Problem: Scan the material and copy every line in which "معناه" appears.

-------- Records

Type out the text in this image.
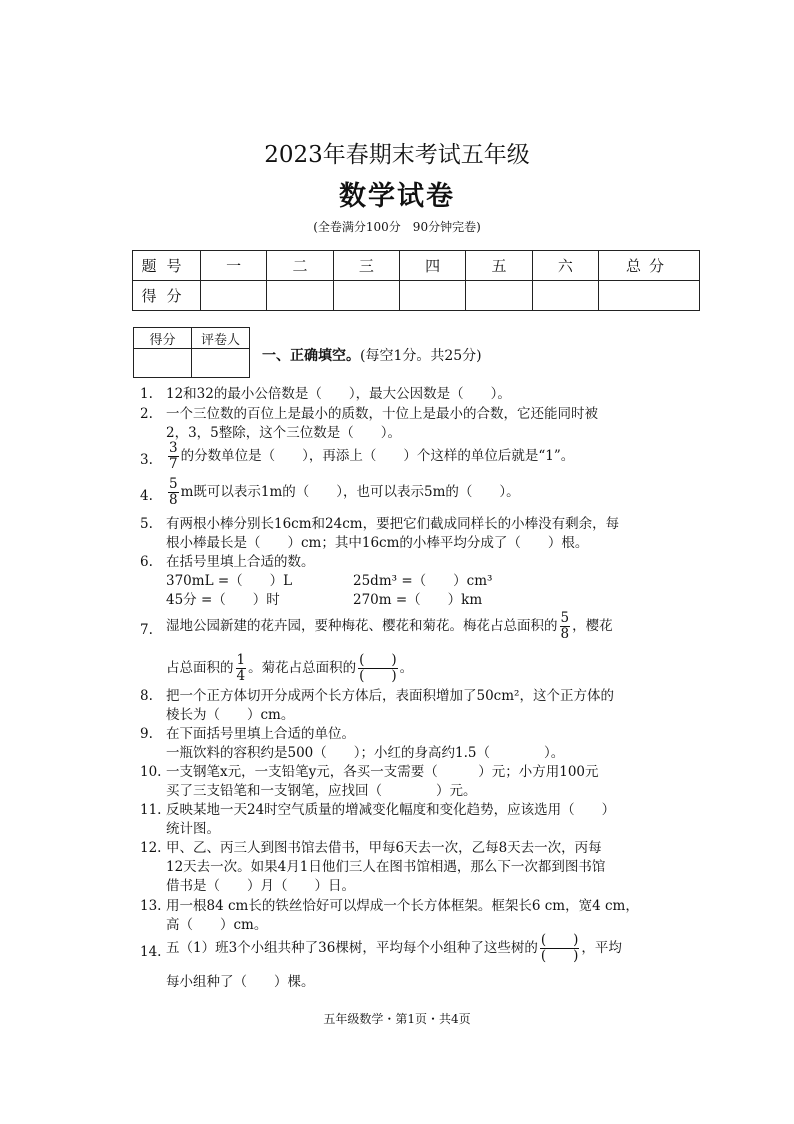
2023年春期末考试五年级
数学试卷
(全卷满分100分　90分钟完卷)
题号	一	二	三	四	五	六	总分
得分							
得分	评卷人

一、正确填空。(每空1分。共25分)
1. 12和32的最小公倍数是（　　），最大公因数是（　　）。
2. 一个三位数的百位上是最小的质数，十位上是最小的合数，它还能同时被
2，3，5整除，这个三位数是（　　）。
3.	$\frac{3}{7}$ 的分数单位是（　　），再添上（　　）个这样的单位后就是“1”。
4.	$\frac{5}{8}$ m既可以表示1m的（　　），也可以表示5m的（　　）。
5. 有两根小棒分别长16cm和24cm，要把它们截成同样长的小棒没有剩余，每
根小棒最长是（　　）cm；其中16cm的小棒平均分成了（　　）根。
6. 在括号里填上合适的数。
370mL =（　　）L	25dm³ =（　　）cm³
45分 =（　　）时	270m =（　　）km
7. 湿地公园新建的花卉园，要种梅花、樱花和菊花。梅花占总面积的 $\frac{5}{8}$ ，樱花
占总面积的 $\frac{1}{4}$ 。菊花占总面积的 $\frac{( )}{( )}$ 。
8. 把一个正方体切开分成两个长方体后，表面积增加了50cm²，这个正方体的
棱长为（　　）cm。
9. 在下面括号里填上合适的单位。
一瓶饮料的容积约是500（　　）；小红的身高约1.5（　　　　）。
10. 一支钢笔x元，一支铅笔y元，各买一支需要（　　　）元；小方用100元
买了三支铅笔和一支钢笔，应找回（　　　　）元。
11. 反映某地一天24时空气质量的增减变化幅度和变化趋势，应该选用（　　）
统计图。
12. 甲、乙、丙三人到图书馆去借书，甲每6天去一次，乙每8天去一次，丙每
12天去一次。如果4月1日他们三人在图书馆相遇，那么下一次都到图书馆
借书是（　　）月（　　）日。
13. 用一根84 cm长的铁丝恰好可以焊成一个长方体框架。框架长6 cm，宽4 cm，
高（　　）cm。
14. 五（1）班3个小组共种了36棵树，平均每个小组种了这些树的 $\frac{( )}{( )}$ ，平均
每小组种了（　　）棵。
五年级数学・第1页・共4页
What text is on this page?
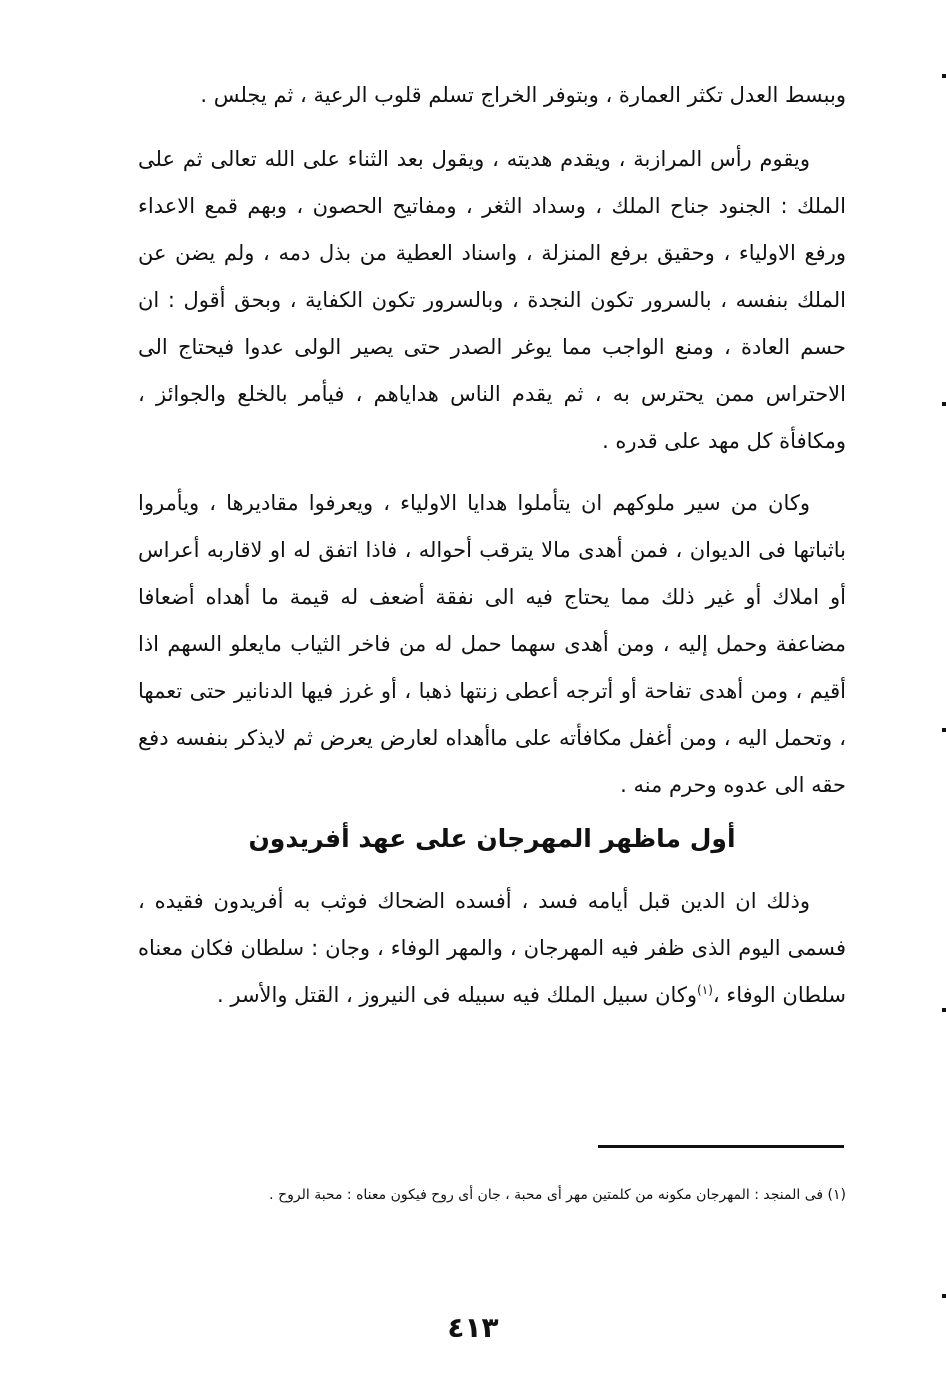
وببسط العدل تكثر العمارة ، وبتوفر الخراج تسلم قلوب الرعية ، ثم يجلس .

ويقوم رأس المرازبة ، ويقدم هديته ، ويقول بعد الثناء على الله تعالى ثم على الملك : الجنود جناح الملك ، وسداد الثغر ، ومفاتيح الحصون ، وبهم قمع الاعداء ورفع الاولياء ، وحقيق برفع المنزلة ، واسناد العطية من بذل دمه ، ولم يضن عن الملك بنفسه ، بالسرور تكون النجدة ، وبالسرور تكون الكفاية ، وبحق أقول : ان حسم العادة ، ومنع الواجب مما يوغر الصدر حتى يصير الولى عدوا فيحتاج الى الاحتراس ممن يحترس به ، ثم يقدم الناس هداياهم ، فيأمر بالخلع والجوائز ، ومكافأة كل مهد على قدره .

وكان من سير ملوكهم ان يتأملوا هدايا الاولياء ، ويعرفوا مقاديرها ، ويأمروا باثباتها فى الديوان ، فمن أهدى مالا يترقب أحواله ، فاذا اتفق له او لاقاربه أعراس أو املاك أو غير ذلك مما يحتاج فيه الى نفقة أضعف له قيمة ما أهداه أضعافا مضاعفة وحمل إليه ، ومن أهدى سهما حمل له من فاخر الثياب مايعلو السهم اذا أقيم ، ومن أهدى تفاحة أو أترجه أعطى زنتها ذهبا ، أو غرز فيها الدنانير حتى تعمها ، وتحمل اليه ، ومن أغفل مكافأته على ماأهداه لعارض يعرض ثم لايذكر بنفسه دفع حقه الى عدوه وحرم منه .

أول ماظهر المهرجان على عهد أفريدون

وذلك ان الدين قبل أيامه فسد ، أفسده الضحاك فوثب به أفريدون فقيده ، فسمى اليوم الذى ظفر فيه المهرجان ، والمهر الوفاء ، وجان : سلطان فكان معناه سلطان الوفاء ،$^{(١)}$وكان سبيل الملك فيه سبيله فى النيروز ، القتل والأسر .

(١) فى المنجد : المهرجان مكونه من كلمتين مهر أى محبة ، جان أى روح فيكون معناه : محبة الروح .
٤١٣
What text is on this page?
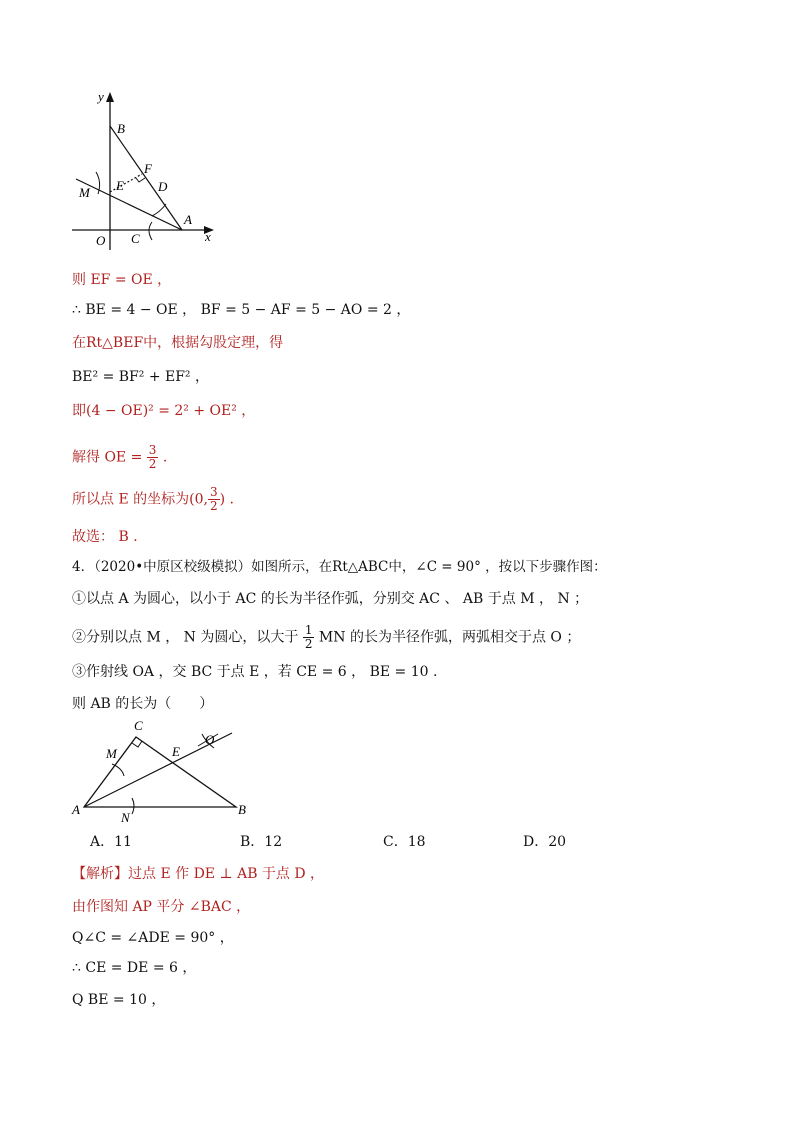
y
B
F
D
M E
A
O C	x
则 EF = OE ，
∴ BE = 4 − OE ， BF = 5 − AF = 5 − AO = 2 ，
在Rt△BEF中，根据勾股定理，得
BE² = BF² + EF² ，
即(4 − OE)² = 2² + OE² ，
解得 OE = $\frac{3}{2}$ .
所以点 E 的坐标为(0, $\frac{3}{2}$ ) .
故选： B .
4．（2020•中原区校级模拟）如图所示，在Rt△ABC中，∠C = 90° ，按以下步骤作图：
①以点 A 为圆心，以小于 AC 的长为半径作弧，分别交 AC 、 AB 于点 M ， N ；
②分别以点 M ， N 为圆心，以大于 $\frac{1}{2}$ MN 的长为半径作弧，两弧相交于点 O ；
③作射线 OA ，交 BC 于点 E ，若 CE = 6 ， BE = 10 .
则 AB 的长为（　　）
C
M	E
O
A
N
B
A．11	B．12	C．18	D．20
【解析】过点 E 作 DE ⊥ AB 于点 D ，
由作图知 AP 平分 ∠BAC ，
Q∠C = ∠ADE = 90° ，
∴ CE = DE = 6 ，
Q BE = 10 ，
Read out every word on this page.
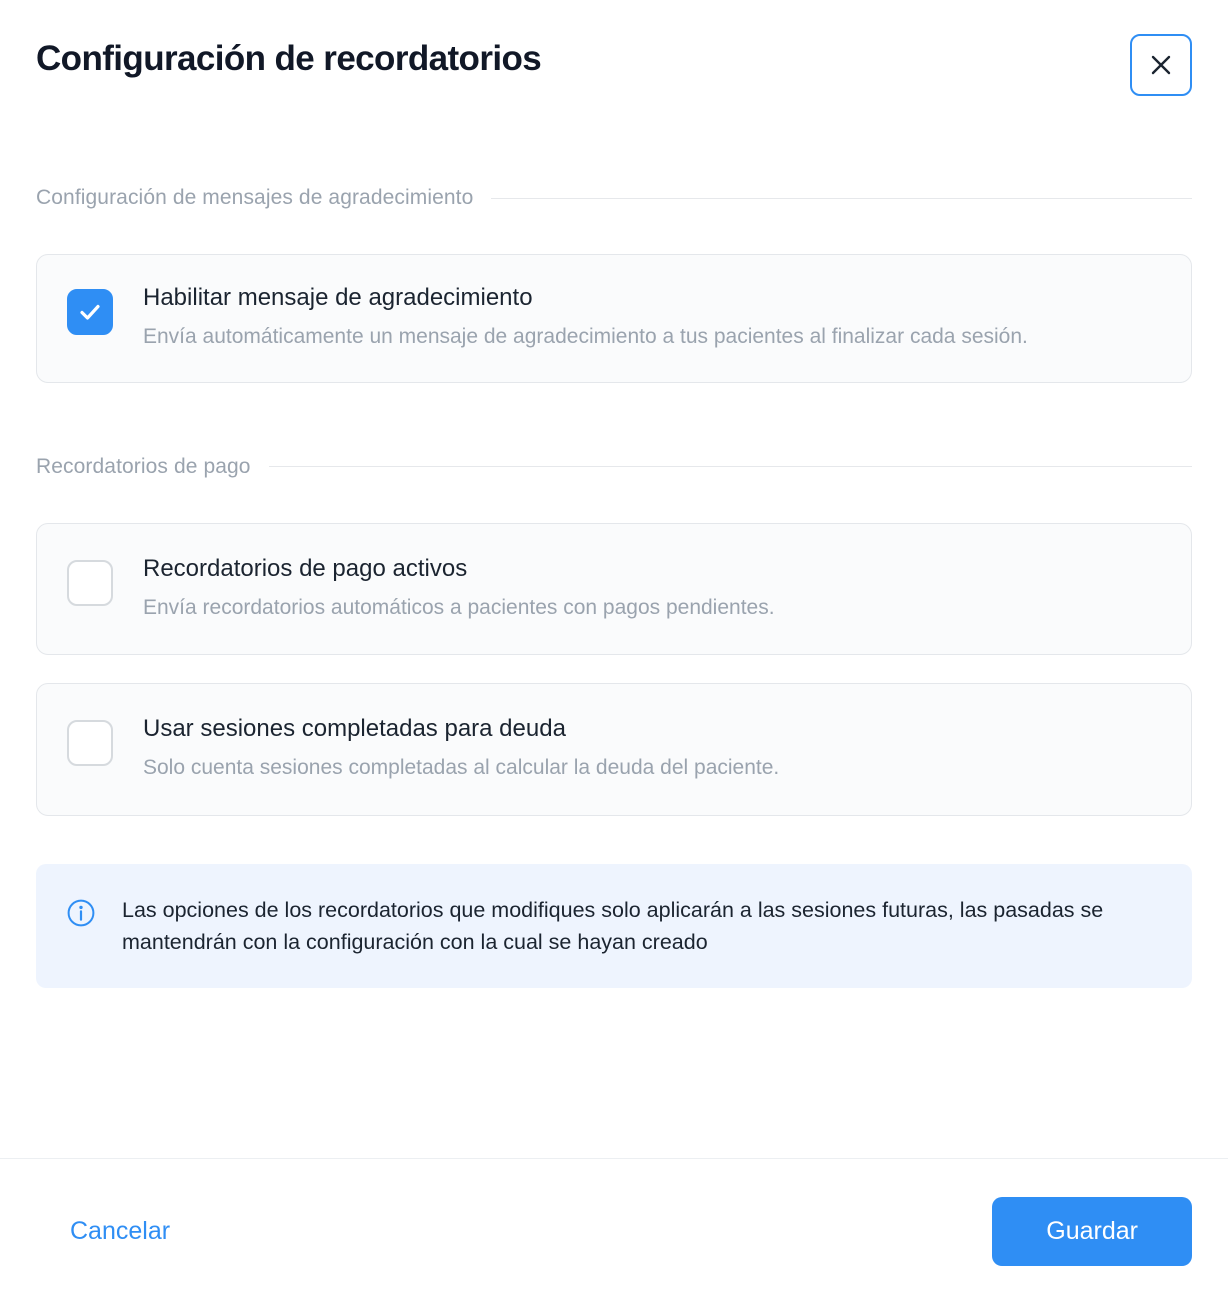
Configuración de recordatorios
Configuración de mensajes de agradecimiento

Habilitar mensaje de agradecimiento

Envía automáticamente un mensaje de agradecimiento a tus pacientes al finalizar cada sesión.

Recordatorios de pago

Recordatorios de pago activos

Envía recordatorios automáticos a pacientes con pagos pendientes.

Usar sesiones completadas para deuda

Solo cuenta sesiones completadas al calcular la deuda del paciente.

Las opciones de los recordatorios que modifiques solo aplicarán a las sesiones futuras, las pasadas se mantendrán con la configuración con la cual se hayan creado

Cancelar	Guardar
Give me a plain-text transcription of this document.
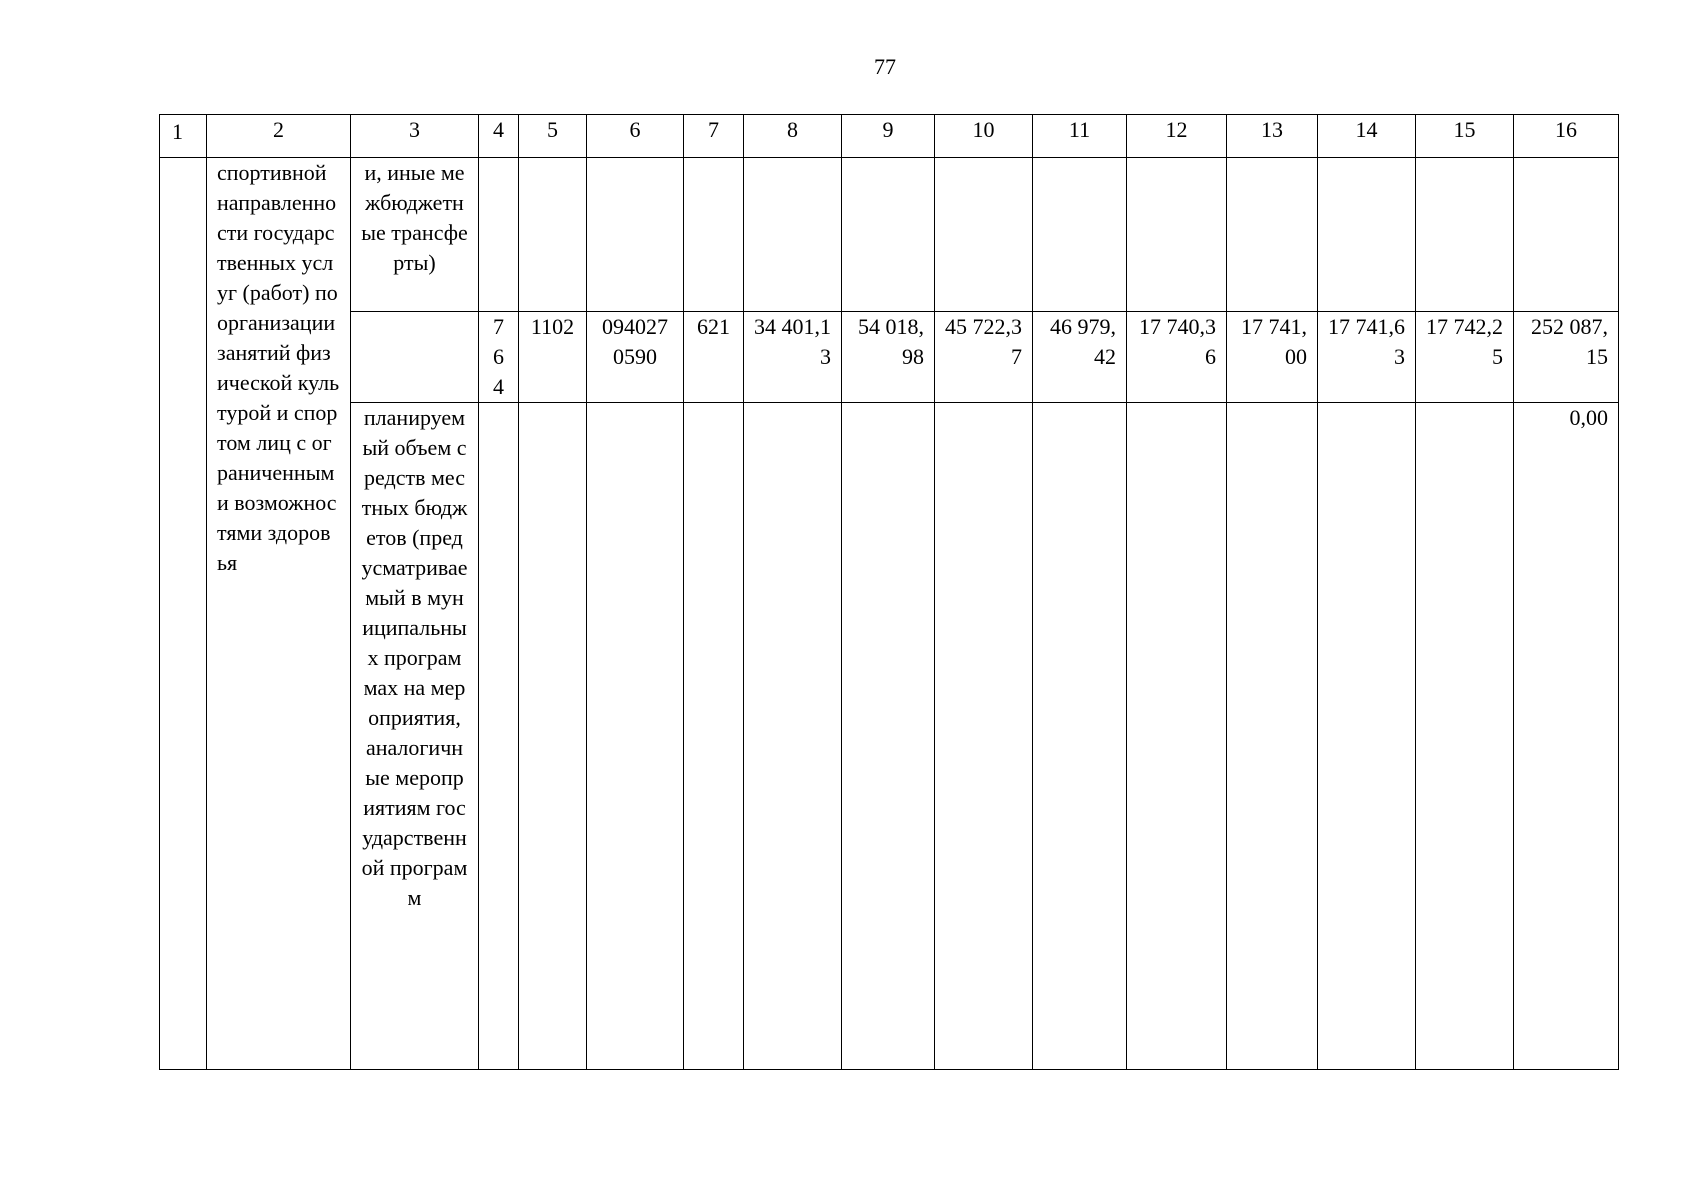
77
1	2	3	4	5	6	7	8	9	10	11	12	13	14	15	16
	спортивной направленности государственных услуг (работ) по организации занятий физической культурой и спортом лиц с ограниченными возможностями здоровья	и, иные межбюджетные трансферты)													
			764	1102	0940270590	621	34 401,13	54 018,98	45 722,37	46 979,42	17 740,36	17 741,00	17 741,63	17 742,25	252 087,15
		планируемый объем средств местных бюджетов (предусматриваемый в муниципальных программах на мероприятия, аналогичные мероприятиям государственной программ													0,00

----------------

The output:
وذلك ان الدين قبل أيامه فسد ، أفسده الضحاك فوثب به أفريدون فقيده ، فسمى اليوم الذى ظفر فيه المهرجان ، والمهر الوفاء ، وجان : سلطان فكان معناه سلطان الوفاء ،$^{(١)}$وكان سبيل الملك فيه سبيله فى النيروز ، القتل والأسر .
(١) فى المنجد : المهرجان مكونه من كلمتين مهر أى محبة ، جان أى روح فيكون معناه : محبة الروح .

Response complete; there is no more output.